What you are asked to do: Which lines in the records below contain the word "bubble"? Copy each one out.

Data extract:
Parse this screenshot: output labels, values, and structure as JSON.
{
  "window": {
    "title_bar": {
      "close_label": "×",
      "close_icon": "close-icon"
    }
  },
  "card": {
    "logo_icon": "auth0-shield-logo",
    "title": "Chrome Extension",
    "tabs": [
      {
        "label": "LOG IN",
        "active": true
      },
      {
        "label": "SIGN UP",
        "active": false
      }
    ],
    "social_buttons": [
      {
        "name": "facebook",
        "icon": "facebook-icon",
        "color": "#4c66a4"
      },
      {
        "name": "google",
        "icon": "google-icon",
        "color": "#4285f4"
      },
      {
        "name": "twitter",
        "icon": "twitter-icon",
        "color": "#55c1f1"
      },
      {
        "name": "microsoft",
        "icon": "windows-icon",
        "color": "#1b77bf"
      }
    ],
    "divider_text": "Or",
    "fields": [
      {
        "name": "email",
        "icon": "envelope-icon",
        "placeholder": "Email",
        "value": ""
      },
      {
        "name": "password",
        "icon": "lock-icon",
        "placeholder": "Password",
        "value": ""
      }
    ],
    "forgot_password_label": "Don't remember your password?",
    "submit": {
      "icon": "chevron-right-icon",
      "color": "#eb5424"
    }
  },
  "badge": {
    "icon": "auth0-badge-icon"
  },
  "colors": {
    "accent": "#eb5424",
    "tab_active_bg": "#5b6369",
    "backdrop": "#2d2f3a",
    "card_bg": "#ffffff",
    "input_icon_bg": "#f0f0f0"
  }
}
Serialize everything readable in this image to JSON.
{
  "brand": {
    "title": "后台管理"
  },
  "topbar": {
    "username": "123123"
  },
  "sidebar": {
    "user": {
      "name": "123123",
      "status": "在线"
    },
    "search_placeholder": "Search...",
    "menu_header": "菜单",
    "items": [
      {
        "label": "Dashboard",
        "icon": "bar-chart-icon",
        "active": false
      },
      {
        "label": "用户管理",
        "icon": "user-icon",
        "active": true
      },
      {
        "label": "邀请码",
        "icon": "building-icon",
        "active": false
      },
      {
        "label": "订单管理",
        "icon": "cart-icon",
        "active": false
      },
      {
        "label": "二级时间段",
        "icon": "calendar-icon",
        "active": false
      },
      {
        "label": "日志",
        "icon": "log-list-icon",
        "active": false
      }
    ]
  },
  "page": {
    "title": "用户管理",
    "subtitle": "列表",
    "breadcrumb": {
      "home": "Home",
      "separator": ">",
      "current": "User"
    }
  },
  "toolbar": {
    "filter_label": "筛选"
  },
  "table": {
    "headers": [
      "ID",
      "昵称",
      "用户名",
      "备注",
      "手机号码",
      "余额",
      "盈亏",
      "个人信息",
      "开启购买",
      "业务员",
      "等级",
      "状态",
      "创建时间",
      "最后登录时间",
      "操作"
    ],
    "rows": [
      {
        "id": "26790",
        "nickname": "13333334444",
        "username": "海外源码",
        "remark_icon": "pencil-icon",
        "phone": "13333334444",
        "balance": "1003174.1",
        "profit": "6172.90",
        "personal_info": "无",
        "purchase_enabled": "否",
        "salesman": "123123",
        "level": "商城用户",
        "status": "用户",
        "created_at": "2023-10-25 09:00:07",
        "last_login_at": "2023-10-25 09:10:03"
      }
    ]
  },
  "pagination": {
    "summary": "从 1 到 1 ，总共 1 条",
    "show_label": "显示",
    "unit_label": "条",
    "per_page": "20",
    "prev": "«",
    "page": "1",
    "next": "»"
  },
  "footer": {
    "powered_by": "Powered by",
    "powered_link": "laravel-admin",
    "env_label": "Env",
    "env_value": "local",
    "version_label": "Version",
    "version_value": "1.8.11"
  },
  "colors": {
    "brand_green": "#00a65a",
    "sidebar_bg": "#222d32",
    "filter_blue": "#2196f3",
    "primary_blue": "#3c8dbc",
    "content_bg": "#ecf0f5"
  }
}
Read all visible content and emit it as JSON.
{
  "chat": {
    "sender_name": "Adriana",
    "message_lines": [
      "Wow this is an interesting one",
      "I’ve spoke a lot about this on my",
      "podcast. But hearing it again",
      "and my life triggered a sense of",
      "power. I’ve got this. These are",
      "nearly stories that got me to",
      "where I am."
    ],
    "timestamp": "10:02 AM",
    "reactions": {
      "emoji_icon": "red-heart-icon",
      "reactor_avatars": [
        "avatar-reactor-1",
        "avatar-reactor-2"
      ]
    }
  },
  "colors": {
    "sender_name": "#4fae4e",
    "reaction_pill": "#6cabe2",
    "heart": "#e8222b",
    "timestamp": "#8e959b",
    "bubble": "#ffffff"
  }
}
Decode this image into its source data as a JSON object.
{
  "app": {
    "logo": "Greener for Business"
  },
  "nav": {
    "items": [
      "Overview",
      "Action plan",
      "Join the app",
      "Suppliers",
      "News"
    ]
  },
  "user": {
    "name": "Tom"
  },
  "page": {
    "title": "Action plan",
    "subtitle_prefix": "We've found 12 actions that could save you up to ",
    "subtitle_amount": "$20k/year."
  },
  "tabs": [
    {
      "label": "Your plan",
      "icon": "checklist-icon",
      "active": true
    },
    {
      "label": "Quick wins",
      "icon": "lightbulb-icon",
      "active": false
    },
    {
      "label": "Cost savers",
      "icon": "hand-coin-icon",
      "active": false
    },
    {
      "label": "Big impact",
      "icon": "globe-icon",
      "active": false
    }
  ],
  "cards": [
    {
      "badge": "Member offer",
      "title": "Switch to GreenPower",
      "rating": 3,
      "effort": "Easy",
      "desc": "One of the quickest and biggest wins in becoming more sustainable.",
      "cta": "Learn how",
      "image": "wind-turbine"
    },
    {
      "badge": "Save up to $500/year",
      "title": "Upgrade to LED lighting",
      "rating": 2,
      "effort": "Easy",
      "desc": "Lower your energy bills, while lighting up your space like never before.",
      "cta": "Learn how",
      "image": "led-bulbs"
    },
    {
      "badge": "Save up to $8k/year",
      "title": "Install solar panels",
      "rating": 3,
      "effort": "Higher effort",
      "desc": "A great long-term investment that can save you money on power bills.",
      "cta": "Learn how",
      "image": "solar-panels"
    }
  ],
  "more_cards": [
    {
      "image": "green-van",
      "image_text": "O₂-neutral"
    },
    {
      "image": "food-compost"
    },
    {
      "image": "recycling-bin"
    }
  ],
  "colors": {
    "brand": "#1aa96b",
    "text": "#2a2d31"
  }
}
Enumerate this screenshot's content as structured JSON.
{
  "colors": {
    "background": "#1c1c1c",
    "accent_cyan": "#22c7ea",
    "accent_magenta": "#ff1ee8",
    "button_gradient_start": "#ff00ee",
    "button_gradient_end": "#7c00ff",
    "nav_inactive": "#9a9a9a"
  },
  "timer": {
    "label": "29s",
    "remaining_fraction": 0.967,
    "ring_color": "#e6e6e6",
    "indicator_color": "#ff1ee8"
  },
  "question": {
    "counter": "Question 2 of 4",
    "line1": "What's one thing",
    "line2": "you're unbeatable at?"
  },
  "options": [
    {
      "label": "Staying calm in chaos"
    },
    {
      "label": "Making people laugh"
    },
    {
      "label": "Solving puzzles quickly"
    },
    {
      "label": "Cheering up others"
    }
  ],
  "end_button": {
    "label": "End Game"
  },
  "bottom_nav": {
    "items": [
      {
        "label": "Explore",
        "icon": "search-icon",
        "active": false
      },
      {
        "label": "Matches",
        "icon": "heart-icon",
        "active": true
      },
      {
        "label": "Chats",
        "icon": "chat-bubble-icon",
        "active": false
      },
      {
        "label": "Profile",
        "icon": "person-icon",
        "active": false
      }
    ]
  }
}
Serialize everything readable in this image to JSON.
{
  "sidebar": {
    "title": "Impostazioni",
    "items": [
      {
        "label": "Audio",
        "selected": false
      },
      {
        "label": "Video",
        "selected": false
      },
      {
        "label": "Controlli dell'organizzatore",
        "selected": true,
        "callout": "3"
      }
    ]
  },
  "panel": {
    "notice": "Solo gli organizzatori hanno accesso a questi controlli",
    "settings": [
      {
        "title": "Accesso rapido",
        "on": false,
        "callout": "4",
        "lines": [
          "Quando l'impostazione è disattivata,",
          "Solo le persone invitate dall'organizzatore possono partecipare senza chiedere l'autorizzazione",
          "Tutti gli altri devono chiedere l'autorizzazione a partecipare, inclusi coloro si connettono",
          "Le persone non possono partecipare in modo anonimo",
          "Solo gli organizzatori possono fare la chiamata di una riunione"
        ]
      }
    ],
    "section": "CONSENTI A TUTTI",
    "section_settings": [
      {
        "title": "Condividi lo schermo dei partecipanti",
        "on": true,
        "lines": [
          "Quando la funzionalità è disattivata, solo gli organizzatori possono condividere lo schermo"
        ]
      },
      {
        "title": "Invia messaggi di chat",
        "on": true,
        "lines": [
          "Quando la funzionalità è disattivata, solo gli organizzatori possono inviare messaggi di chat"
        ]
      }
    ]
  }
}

Solved exercise:
    "bubble": "#ffffff"
        "icon": "chat-bubble-icon",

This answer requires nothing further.